Can you copy the lines from the one that contains "Transcribe this image's" through the end of the material below, exactly and with nothing else?

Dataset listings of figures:

====================

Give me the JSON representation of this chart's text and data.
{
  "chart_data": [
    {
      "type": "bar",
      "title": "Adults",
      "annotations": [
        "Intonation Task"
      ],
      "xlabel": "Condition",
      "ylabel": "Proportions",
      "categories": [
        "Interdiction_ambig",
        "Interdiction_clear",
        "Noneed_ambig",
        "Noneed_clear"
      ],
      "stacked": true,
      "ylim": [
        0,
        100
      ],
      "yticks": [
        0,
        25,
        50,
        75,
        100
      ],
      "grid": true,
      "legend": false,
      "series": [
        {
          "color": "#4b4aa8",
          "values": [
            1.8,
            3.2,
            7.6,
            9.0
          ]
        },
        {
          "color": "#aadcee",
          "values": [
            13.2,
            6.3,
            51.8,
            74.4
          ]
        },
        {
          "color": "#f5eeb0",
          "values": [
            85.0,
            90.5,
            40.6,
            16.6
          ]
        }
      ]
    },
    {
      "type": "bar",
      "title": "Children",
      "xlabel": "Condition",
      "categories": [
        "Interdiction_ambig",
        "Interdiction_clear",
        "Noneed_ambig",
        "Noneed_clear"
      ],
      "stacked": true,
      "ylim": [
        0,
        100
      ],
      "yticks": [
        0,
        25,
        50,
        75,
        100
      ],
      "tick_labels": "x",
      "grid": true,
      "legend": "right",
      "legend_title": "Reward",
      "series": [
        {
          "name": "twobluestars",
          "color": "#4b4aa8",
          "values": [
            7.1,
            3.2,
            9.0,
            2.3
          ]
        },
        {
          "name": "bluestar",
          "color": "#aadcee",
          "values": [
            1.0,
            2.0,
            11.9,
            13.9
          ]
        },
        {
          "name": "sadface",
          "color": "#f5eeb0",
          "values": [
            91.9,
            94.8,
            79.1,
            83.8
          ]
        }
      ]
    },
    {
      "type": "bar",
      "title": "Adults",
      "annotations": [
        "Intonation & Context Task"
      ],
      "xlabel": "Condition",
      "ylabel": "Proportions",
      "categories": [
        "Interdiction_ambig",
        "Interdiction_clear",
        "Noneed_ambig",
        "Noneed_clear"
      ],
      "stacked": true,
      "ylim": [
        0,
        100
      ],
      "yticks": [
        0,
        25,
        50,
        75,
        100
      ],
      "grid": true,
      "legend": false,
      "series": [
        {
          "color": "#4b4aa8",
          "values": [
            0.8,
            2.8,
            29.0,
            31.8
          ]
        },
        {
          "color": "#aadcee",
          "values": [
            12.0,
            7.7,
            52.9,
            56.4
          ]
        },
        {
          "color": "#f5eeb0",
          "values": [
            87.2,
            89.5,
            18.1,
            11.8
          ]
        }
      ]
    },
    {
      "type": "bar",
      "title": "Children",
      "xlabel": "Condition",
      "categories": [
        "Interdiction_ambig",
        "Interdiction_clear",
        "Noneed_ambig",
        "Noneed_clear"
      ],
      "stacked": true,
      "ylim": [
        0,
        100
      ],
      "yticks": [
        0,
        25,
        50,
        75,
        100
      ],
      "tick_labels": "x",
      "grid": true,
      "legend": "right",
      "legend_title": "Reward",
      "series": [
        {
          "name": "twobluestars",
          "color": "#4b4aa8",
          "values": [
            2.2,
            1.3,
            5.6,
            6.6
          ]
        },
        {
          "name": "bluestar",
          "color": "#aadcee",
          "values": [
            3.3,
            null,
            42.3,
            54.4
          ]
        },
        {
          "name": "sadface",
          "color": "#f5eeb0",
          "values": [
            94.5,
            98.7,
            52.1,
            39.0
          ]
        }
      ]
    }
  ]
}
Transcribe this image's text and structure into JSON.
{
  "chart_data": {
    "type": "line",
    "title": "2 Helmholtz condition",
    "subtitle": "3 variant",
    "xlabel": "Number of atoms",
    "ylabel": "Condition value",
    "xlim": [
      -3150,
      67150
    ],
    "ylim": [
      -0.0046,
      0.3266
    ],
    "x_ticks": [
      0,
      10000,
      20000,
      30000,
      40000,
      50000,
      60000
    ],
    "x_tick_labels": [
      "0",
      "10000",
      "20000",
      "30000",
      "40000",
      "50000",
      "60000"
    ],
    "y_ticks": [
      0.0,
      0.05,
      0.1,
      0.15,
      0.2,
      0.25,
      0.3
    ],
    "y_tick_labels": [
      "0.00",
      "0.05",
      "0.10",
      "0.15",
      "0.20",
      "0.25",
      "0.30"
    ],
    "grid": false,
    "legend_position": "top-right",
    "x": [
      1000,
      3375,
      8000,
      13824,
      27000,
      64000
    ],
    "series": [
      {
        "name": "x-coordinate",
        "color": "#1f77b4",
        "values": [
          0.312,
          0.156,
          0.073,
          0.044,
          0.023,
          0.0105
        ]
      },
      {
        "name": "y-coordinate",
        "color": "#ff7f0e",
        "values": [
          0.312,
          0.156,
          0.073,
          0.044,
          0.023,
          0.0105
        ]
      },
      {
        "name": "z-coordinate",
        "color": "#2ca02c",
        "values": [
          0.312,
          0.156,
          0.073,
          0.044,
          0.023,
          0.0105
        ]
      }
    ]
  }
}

====================

▸ **FINISHED ANSWER**
Transcribe this image's text and structure into JSON.
{
  "chart_data": {
    "type": "line",
    "title": "2 Helmholtz condition",
    "subtitle": "3 variant",
    "xlabel": "Number of atoms",
    "ylabel": "Condition value",
    "xlim": [
      -3150,
      67150
    ],
    "ylim": [
      -0.0046,
      0.3266
    ],
    "x_ticks": [
      0,
      10000,
      20000,
      30000,
      40000,
      50000,
      60000
    ],
    "x_tick_labels": [
      "0",
      "10000",
      "20000",
      "30000",
      "40000",
      "50000",
      "60000"
    ],
    "y_ticks": [
      0.0,
      0.05,
      0.1,
      0.15,
      0.2,
      0.25,
      0.3
    ],
    "y_tick_labels": [
      "0.00",
      "0.05",
      "0.10",
      "0.15",
      "0.20",
      "0.25",
      "0.30"
    ],
    "grid": false,
    "legend_position": "top-right",
    "x": [
      1000,
      3375,
      8000,
      13824,
      27000,
      64000
    ],
    "series": [
      {
        "name": "x-coordinate",
        "color": "#1f77b4",
        "values": [
          0.312,
          0.156,
          0.073,
          0.044,
          0.023,
          0.0105
        ]
      },
      {
        "name": "y-coordinate",
        "color": "#ff7f0e",
        "values": [
          0.312,
          0.156,
          0.073,
          0.044,
          0.023,
          0.0105
        ]
      },
      {
        "name": "z-coordinate",
        "color": "#2ca02c",
        "values": [
          0.312,
          0.156,
          0.073,
          0.044,
          0.023,
          0.0105
        ]
      }
    ]
  }
}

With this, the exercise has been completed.